**Records provided**
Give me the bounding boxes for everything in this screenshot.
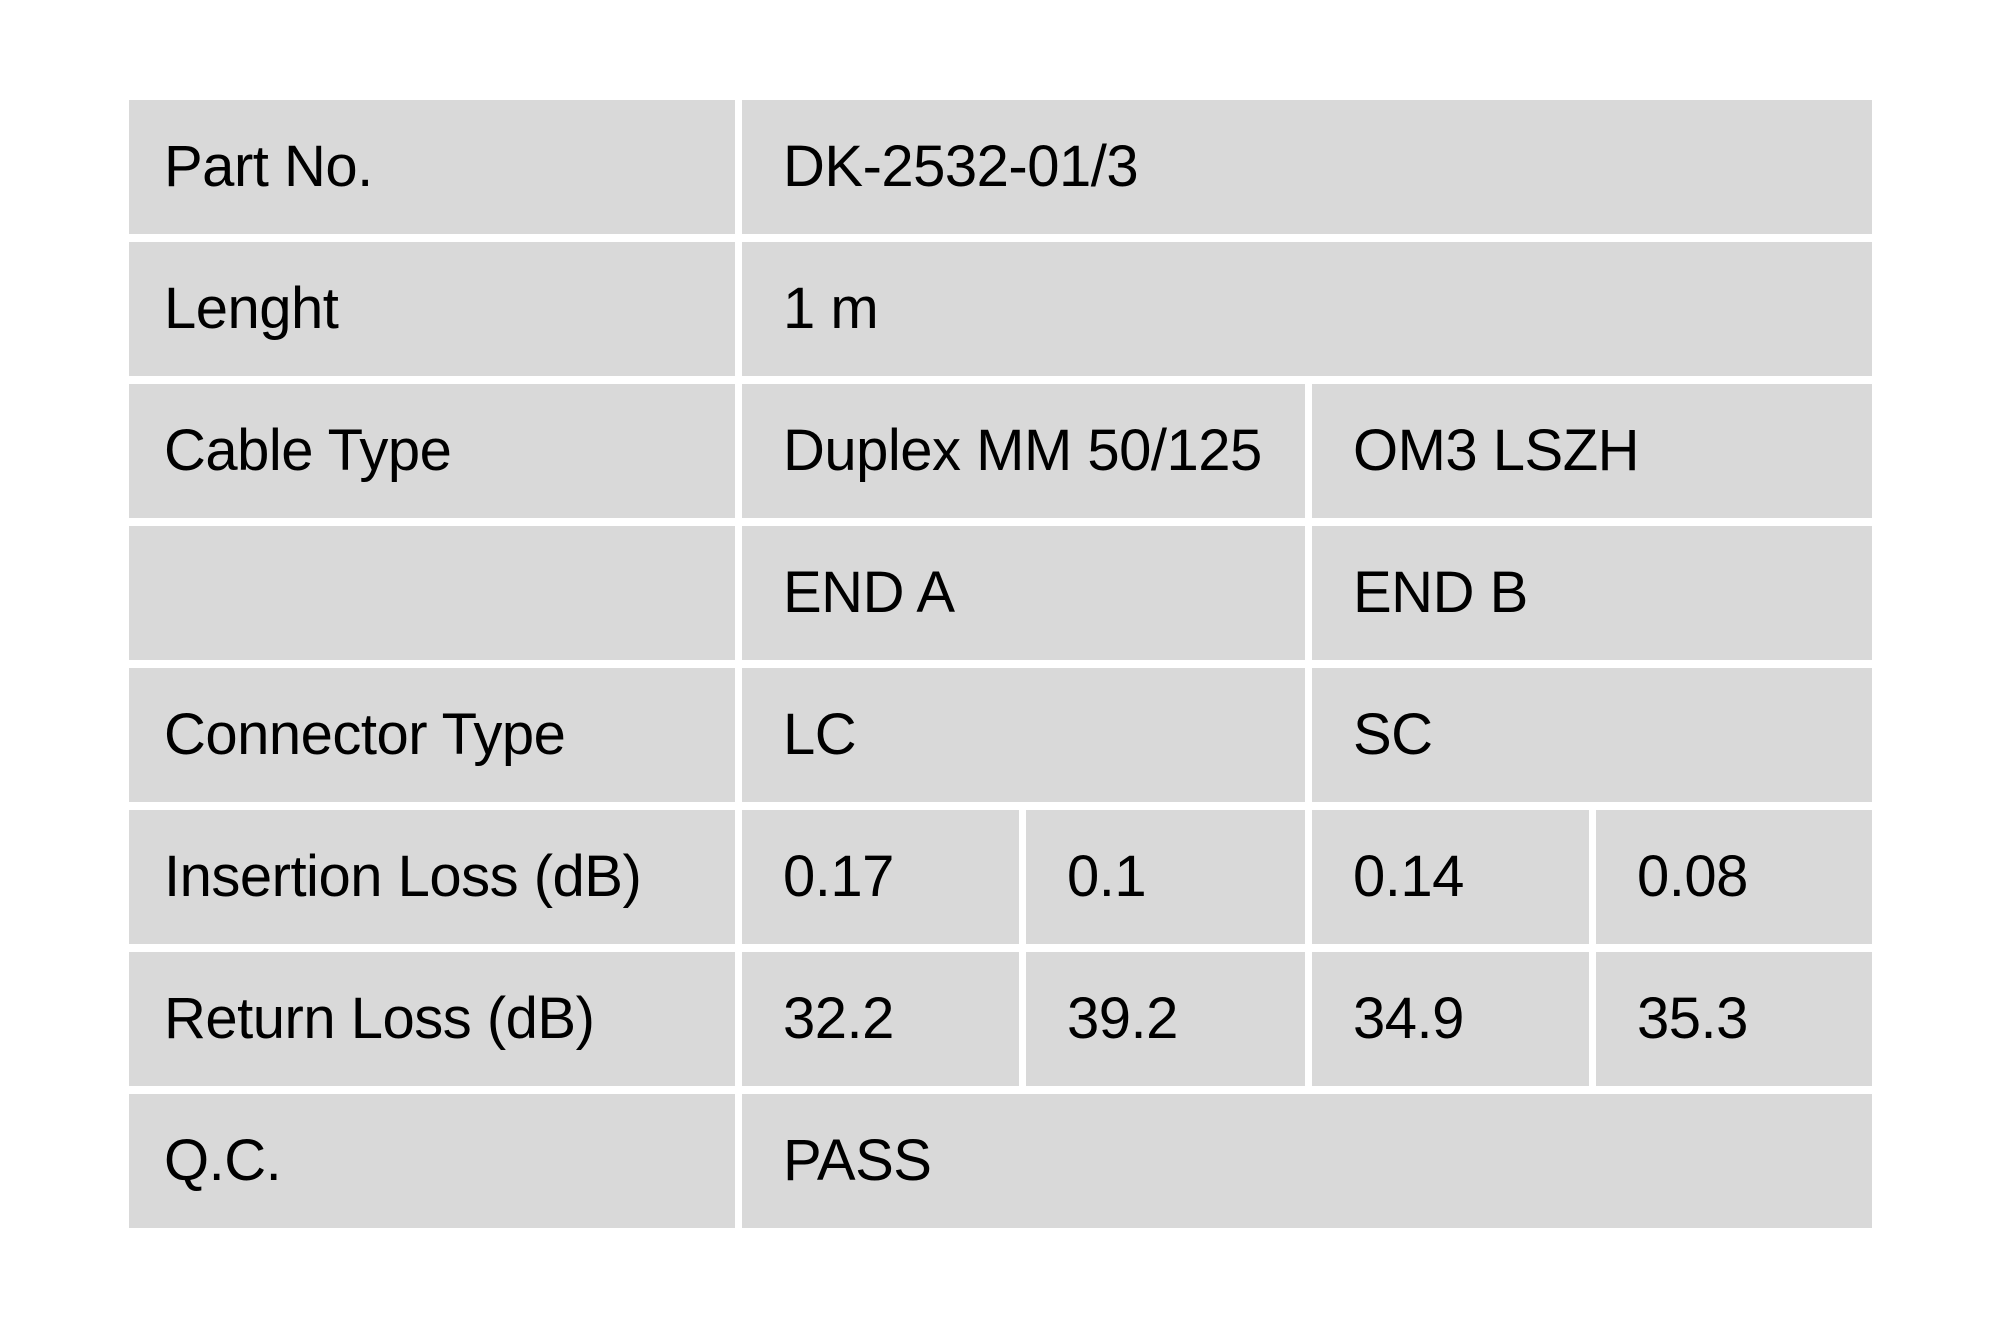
row-label-part-no: Part No.: [129, 100, 735, 234]
value-connector-end-a: LC: [742, 668, 1305, 802]
row-label-insertion-loss: Insertion Loss (dB): [129, 810, 735, 944]
value-qc-result: PASS: [742, 1094, 1872, 1228]
value-part-no: DK-2532-01/3: [742, 100, 1872, 234]
value-cable-type-spec: Duplex MM 50/125: [742, 384, 1305, 518]
value-insertion-loss-b1: 0.14: [1312, 810, 1589, 944]
value-return-loss-a2: 39.2: [1026, 952, 1305, 1086]
value-return-loss-a1: 32.2: [742, 952, 1019, 1086]
value-insertion-loss-a1: 0.17: [742, 810, 1019, 944]
row-label-qc: Q.C.: [129, 1094, 735, 1228]
value-insertion-loss-a2: 0.1: [1026, 810, 1305, 944]
row-label-cable-type: Cable Type: [129, 384, 735, 518]
row-label-return-loss: Return Loss (dB): [129, 952, 735, 1086]
value-insertion-loss-b2: 0.08: [1596, 810, 1872, 944]
value-length: 1 m: [742, 242, 1872, 376]
header-end-a: END A: [742, 526, 1305, 660]
row-label-connector-type: Connector Type: [129, 668, 735, 802]
row-label-empty: [129, 526, 735, 660]
qc-spec-table: Part No. DK-2532-01/3 Lenght 1 m Cable T…: [129, 100, 1872, 1228]
value-return-loss-b1: 34.9: [1312, 952, 1589, 1086]
value-return-loss-b2: 35.3: [1596, 952, 1872, 1086]
row-label-length: Lenght: [129, 242, 735, 376]
header-end-b: END B: [1312, 526, 1872, 660]
value-connector-end-b: SC: [1312, 668, 1872, 802]
value-cable-type-class: OM3 LSZH: [1312, 384, 1872, 518]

**What the task requires**
Copy out each line of the items above word for word, leaving out the pictures.

**Result of the task**
Give me the bounding boxes for everything in this screenshot.
row-label-part-no: Part No.: [129, 100, 735, 234]
value-connector-end-a: LC: [742, 668, 1305, 802]
row-label-insertion-loss: Insertion Loss (dB): [129, 810, 735, 944]
value-qc-result: PASS: [742, 1094, 1872, 1228]
value-part-no: DK-2532-01/3: [742, 100, 1872, 234]
value-cable-type-spec: Duplex MM 50/125: [742, 384, 1305, 518]
value-insertion-loss-b1: 0.14: [1312, 810, 1589, 944]
value-return-loss-a2: 39.2: [1026, 952, 1305, 1086]
value-return-loss-a1: 32.2: [742, 952, 1019, 1086]
value-insertion-loss-a1: 0.17: [742, 810, 1019, 944]
row-label-qc: Q.C.: [129, 1094, 735, 1228]
value-insertion-loss-a2: 0.1: [1026, 810, 1305, 944]
row-label-cable-type: Cable Type: [129, 384, 735, 518]
row-label-return-loss: Return Loss (dB): [129, 952, 735, 1086]
value-insertion-loss-b2: 0.08: [1596, 810, 1872, 944]
value-length: 1 m: [742, 242, 1872, 376]
header-end-a: END A: [742, 526, 1305, 660]
row-label-connector-type: Connector Type: [129, 668, 735, 802]
row-label-empty: [129, 526, 735, 660]
qc-spec-table: Part No. DK-2532-01/3 Lenght 1 m Cable T…: [129, 100, 1872, 1228]
value-return-loss-b1: 34.9: [1312, 952, 1589, 1086]
value-return-loss-b2: 35.3: [1596, 952, 1872, 1086]
row-label-length: Lenght: [129, 242, 735, 376]
header-end-b: END B: [1312, 526, 1872, 660]
value-connector-end-b: SC: [1312, 668, 1872, 802]
value-cable-type-class: OM3 LSZH: [1312, 384, 1872, 518]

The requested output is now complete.